Stated goal:
Return the material exactly as supplied, apart from the pictures, which are omitted.

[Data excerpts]
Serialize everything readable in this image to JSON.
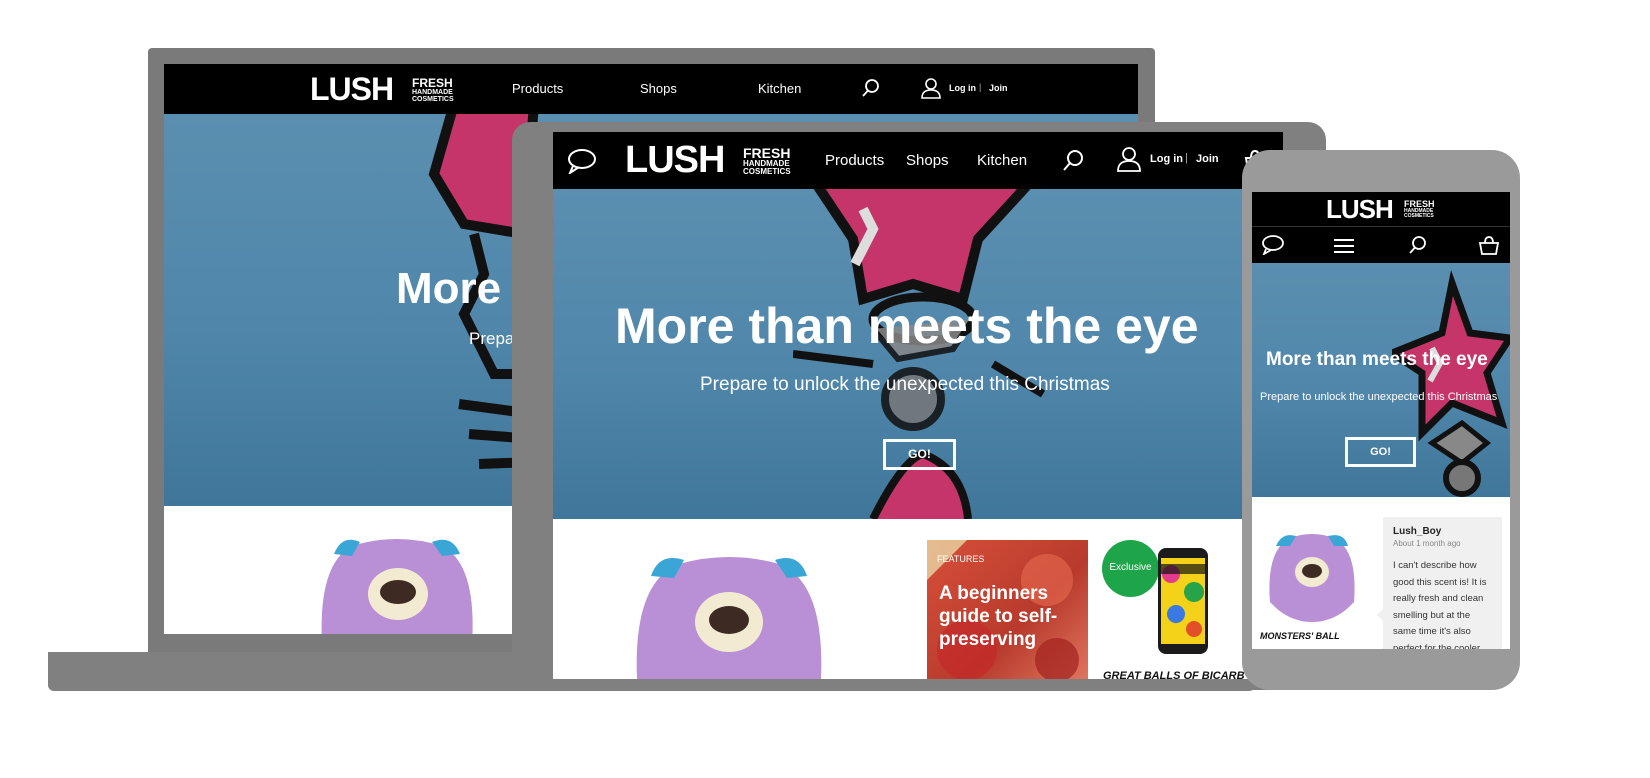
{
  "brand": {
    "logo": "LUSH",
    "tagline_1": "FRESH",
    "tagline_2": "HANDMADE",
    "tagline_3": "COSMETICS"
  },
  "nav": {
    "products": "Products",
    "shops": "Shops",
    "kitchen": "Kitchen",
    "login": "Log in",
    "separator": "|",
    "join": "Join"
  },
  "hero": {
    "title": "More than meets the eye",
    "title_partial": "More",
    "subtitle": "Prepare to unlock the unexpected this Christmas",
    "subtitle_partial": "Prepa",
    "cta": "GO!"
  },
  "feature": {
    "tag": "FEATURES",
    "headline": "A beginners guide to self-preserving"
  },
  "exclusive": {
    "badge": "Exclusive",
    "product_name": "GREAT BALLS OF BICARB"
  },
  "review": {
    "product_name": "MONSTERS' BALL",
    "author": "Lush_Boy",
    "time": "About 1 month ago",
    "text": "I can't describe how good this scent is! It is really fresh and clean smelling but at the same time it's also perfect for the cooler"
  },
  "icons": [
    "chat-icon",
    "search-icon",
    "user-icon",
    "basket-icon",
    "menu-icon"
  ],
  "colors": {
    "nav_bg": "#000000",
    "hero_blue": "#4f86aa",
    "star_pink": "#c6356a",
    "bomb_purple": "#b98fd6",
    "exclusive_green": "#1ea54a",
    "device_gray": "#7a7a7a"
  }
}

Written answer:
Serialize everything readable in this image to JSON.
{
  "brand": {
    "logo": "LUSH",
    "tagline_1": "FRESH",
    "tagline_2": "HANDMADE",
    "tagline_3": "COSMETICS"
  },
  "nav": {
    "products": "Products",
    "shops": "Shops",
    "kitchen": "Kitchen",
    "login": "Log in",
    "separator": "|",
    "join": "Join"
  },
  "hero": {
    "title": "More than meets the eye",
    "title_partial": "More",
    "subtitle": "Prepare to unlock the unexpected this Christmas",
    "subtitle_partial": "Prepa",
    "cta": "GO!"
  },
  "feature": {
    "tag": "FEATURES",
    "headline": "A beginners guide to self-preserving"
  },
  "exclusive": {
    "badge": "Exclusive",
    "product_name": "GREAT BALLS OF BICARB"
  },
  "review": {
    "product_name": "MONSTERS' BALL",
    "author": "Lush_Boy",
    "time": "About 1 month ago",
    "text": "I can't describe how good this scent is! It is really fresh and clean smelling but at the same time it's also perfect for the cooler"
  },
  "icons": [
    "chat-icon",
    "search-icon",
    "user-icon",
    "basket-icon",
    "menu-icon"
  ],
  "colors": {
    "nav_bg": "#000000",
    "hero_blue": "#4f86aa",
    "star_pink": "#c6356a",
    "bomb_purple": "#b98fd6",
    "exclusive_green": "#1ea54a",
    "device_gray": "#7a7a7a"
  }
}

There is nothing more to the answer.